# start of MATERIAL SHOWN

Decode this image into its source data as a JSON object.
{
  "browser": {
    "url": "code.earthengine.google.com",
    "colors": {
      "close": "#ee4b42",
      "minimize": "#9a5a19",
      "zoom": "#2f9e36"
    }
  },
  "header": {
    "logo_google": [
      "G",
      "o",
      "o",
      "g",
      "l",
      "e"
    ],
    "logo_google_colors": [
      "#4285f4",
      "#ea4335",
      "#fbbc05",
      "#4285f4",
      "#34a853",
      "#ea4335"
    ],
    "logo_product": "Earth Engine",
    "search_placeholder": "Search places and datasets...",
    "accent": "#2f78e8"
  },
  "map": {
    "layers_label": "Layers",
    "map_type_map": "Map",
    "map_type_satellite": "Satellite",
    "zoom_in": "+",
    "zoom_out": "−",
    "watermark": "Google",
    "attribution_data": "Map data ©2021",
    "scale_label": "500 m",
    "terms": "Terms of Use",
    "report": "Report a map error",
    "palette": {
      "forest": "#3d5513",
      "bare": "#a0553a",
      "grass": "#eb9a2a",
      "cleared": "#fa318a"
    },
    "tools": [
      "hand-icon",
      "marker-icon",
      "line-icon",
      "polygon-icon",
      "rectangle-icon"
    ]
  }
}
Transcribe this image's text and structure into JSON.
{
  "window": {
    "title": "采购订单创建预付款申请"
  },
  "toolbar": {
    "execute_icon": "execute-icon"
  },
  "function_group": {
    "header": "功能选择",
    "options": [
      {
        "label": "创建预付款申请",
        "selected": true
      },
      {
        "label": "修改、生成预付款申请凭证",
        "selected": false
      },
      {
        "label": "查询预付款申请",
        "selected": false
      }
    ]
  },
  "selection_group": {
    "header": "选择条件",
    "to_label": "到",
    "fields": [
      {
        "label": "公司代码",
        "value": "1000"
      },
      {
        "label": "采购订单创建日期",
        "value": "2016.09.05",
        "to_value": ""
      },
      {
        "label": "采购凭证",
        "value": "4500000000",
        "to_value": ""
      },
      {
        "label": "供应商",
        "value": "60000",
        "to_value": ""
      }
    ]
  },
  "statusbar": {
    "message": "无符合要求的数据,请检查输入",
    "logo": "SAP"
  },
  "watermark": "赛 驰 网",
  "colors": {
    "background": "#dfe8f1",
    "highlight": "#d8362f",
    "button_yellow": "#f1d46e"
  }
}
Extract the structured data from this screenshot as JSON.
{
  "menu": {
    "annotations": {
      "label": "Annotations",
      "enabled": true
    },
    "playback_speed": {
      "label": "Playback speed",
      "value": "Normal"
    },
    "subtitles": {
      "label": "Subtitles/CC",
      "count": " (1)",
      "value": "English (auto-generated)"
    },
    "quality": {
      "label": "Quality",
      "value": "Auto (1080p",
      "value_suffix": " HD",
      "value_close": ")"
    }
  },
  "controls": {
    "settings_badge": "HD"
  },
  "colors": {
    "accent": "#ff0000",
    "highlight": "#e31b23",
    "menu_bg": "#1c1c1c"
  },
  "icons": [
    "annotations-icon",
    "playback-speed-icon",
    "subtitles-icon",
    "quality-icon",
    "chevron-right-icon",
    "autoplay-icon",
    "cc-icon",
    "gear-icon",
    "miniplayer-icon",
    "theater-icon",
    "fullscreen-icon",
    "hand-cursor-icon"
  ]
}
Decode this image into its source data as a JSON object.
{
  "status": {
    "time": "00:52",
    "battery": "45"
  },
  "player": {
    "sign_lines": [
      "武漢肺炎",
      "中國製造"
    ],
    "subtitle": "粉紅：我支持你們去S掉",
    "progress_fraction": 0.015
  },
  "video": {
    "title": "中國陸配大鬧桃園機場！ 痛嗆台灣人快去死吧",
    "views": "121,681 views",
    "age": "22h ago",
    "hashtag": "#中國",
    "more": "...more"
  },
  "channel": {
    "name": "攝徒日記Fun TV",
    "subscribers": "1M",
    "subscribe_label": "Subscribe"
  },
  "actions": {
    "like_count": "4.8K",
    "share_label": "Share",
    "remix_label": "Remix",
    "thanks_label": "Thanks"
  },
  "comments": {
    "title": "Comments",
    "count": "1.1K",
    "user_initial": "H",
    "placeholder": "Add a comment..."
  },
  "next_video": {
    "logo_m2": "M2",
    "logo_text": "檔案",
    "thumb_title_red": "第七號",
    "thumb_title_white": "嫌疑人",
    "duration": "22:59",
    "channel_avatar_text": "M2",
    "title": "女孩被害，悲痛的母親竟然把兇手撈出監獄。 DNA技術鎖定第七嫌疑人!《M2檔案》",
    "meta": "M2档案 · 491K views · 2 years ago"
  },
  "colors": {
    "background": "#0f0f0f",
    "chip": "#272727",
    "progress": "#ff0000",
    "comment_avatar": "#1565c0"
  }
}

# end of MATERIAL SHOWN

• [WHAT THE EXERCISE ASKS] Your task is to extract all of the records exactly.

• [RIGHT ANSWER]
Decode this image into its source data as a JSON object.
{
  "browser": {
    "url": "code.earthengine.google.com",
    "colors": {
      "close": "#ee4b42",
      "minimize": "#9a5a19",
      "zoom": "#2f9e36"
    }
  },
  "header": {
    "logo_google": [
      "G",
      "o",
      "o",
      "g",
      "l",
      "e"
    ],
    "logo_google_colors": [
      "#4285f4",
      "#ea4335",
      "#fbbc05",
      "#4285f4",
      "#34a853",
      "#ea4335"
    ],
    "logo_product": "Earth Engine",
    "search_placeholder": "Search places and datasets...",
    "accent": "#2f78e8"
  },
  "map": {
    "layers_label": "Layers",
    "map_type_map": "Map",
    "map_type_satellite": "Satellite",
    "zoom_in": "+",
    "zoom_out": "−",
    "watermark": "Google",
    "attribution_data": "Map data ©2021",
    "scale_label": "500 m",
    "terms": "Terms of Use",
    "report": "Report a map error",
    "palette": {
      "forest": "#3d5513",
      "bare": "#a0553a",
      "grass": "#eb9a2a",
      "cleared": "#fa318a"
    },
    "tools": [
      "hand-icon",
      "marker-icon",
      "line-icon",
      "polygon-icon",
      "rectangle-icon"
    ]
  }
}
Transcribe this image's text and structure into JSON.
{
  "window": {
    "title": "采购订单创建预付款申请"
  },
  "toolbar": {
    "execute_icon": "execute-icon"
  },
  "function_group": {
    "header": "功能选择",
    "options": [
      {
        "label": "创建预付款申请",
        "selected": true
      },
      {
        "label": "修改、生成预付款申请凭证",
        "selected": false
      },
      {
        "label": "查询预付款申请",
        "selected": false
      }
    ]
  },
  "selection_group": {
    "header": "选择条件",
    "to_label": "到",
    "fields": [
      {
        "label": "公司代码",
        "value": "1000"
      },
      {
        "label": "采购订单创建日期",
        "value": "2016.09.05",
        "to_value": ""
      },
      {
        "label": "采购凭证",
        "value": "4500000000",
        "to_value": ""
      },
      {
        "label": "供应商",
        "value": "60000",
        "to_value": ""
      }
    ]
  },
  "statusbar": {
    "message": "无符合要求的数据,请检查输入",
    "logo": "SAP"
  },
  "watermark": "赛 驰 网",
  "colors": {
    "background": "#dfe8f1",
    "highlight": "#d8362f",
    "button_yellow": "#f1d46e"
  }
}
Extract the structured data from this screenshot as JSON.
{
  "menu": {
    "annotations": {
      "label": "Annotations",
      "enabled": true
    },
    "playback_speed": {
      "label": "Playback speed",
      "value": "Normal"
    },
    "subtitles": {
      "label": "Subtitles/CC",
      "count": " (1)",
      "value": "English (auto-generated)"
    },
    "quality": {
      "label": "Quality",
      "value": "Auto (1080p",
      "value_suffix": " HD",
      "value_close": ")"
    }
  },
  "controls": {
    "settings_badge": "HD"
  },
  "colors": {
    "accent": "#ff0000",
    "highlight": "#e31b23",
    "menu_bg": "#1c1c1c"
  },
  "icons": [
    "annotations-icon",
    "playback-speed-icon",
    "subtitles-icon",
    "quality-icon",
    "chevron-right-icon",
    "autoplay-icon",
    "cc-icon",
    "gear-icon",
    "miniplayer-icon",
    "theater-icon",
    "fullscreen-icon",
    "hand-cursor-icon"
  ]
}
Decode this image into its source data as a JSON object.
{
  "status": {
    "time": "00:52",
    "battery": "45"
  },
  "player": {
    "sign_lines": [
      "武漢肺炎",
      "中國製造"
    ],
    "subtitle": "粉紅：我支持你們去S掉",
    "progress_fraction": 0.015
  },
  "video": {
    "title": "中國陸配大鬧桃園機場！ 痛嗆台灣人快去死吧",
    "views": "121,681 views",
    "age": "22h ago",
    "hashtag": "#中國",
    "more": "...more"
  },
  "channel": {
    "name": "攝徒日記Fun TV",
    "subscribers": "1M",
    "subscribe_label": "Subscribe"
  },
  "actions": {
    "like_count": "4.8K",
    "share_label": "Share",
    "remix_label": "Remix",
    "thanks_label": "Thanks"
  },
  "comments": {
    "title": "Comments",
    "count": "1.1K",
    "user_initial": "H",
    "placeholder": "Add a comment..."
  },
  "next_video": {
    "logo_m2": "M2",
    "logo_text": "檔案",
    "thumb_title_red": "第七號",
    "thumb_title_white": "嫌疑人",
    "duration": "22:59",
    "channel_avatar_text": "M2",
    "title": "女孩被害，悲痛的母親竟然把兇手撈出監獄。 DNA技術鎖定第七嫌疑人!《M2檔案》",
    "meta": "M2档案 · 491K views · 2 years ago"
  },
  "colors": {
    "background": "#0f0f0f",
    "chip": "#272727",
    "progress": "#ff0000",
    "comment_avatar": "#1565c0"
  }
}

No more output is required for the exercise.